- [What the exercise asks] Locate each line in the records containing "REGOLAMENTO". Copy it.
— Start of Raw data —
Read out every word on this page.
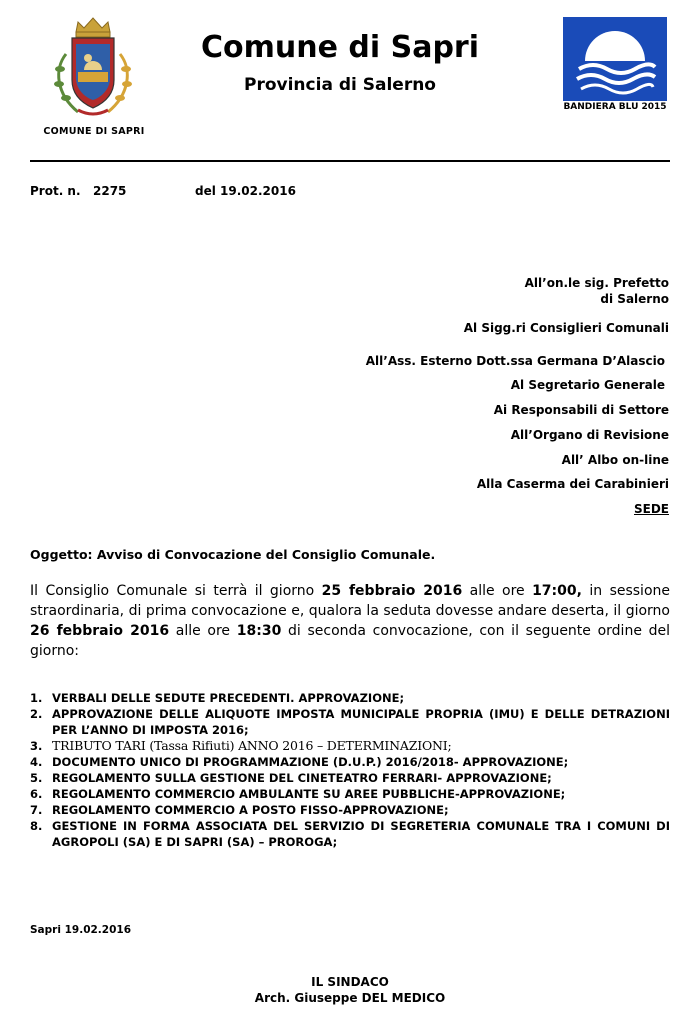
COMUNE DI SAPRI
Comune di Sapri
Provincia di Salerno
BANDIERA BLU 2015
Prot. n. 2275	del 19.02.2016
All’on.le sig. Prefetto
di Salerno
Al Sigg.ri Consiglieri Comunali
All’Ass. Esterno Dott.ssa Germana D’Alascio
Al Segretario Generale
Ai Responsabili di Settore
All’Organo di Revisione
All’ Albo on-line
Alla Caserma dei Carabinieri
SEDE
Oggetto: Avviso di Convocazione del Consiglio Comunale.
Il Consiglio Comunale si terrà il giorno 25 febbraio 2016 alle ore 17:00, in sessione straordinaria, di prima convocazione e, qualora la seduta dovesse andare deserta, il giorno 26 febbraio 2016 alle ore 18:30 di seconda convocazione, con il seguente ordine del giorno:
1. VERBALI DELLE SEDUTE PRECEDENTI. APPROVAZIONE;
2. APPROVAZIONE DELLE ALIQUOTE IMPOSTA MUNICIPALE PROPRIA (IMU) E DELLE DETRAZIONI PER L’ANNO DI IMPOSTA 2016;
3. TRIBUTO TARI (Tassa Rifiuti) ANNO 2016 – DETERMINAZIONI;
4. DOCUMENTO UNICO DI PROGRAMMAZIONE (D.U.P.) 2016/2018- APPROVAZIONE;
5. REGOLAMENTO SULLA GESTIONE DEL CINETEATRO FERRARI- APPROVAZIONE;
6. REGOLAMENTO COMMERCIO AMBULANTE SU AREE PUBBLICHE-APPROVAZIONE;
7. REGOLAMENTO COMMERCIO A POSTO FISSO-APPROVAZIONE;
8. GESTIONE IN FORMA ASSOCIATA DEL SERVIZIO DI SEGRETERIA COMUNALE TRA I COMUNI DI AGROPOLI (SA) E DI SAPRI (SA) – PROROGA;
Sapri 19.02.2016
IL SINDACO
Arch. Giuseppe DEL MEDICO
— End of Raw data —
- [Exercise result]
5. REGOLAMENTO SULLA GESTIONE DEL CINETEATRO FERRARI- APPROVAZIONE;
6. REGOLAMENTO COMMERCIO AMBULANTE SU AREE PUBBLICHE-APPROVAZIONE;
7. REGOLAMENTO COMMERCIO A POSTO FISSO-APPROVAZIONE;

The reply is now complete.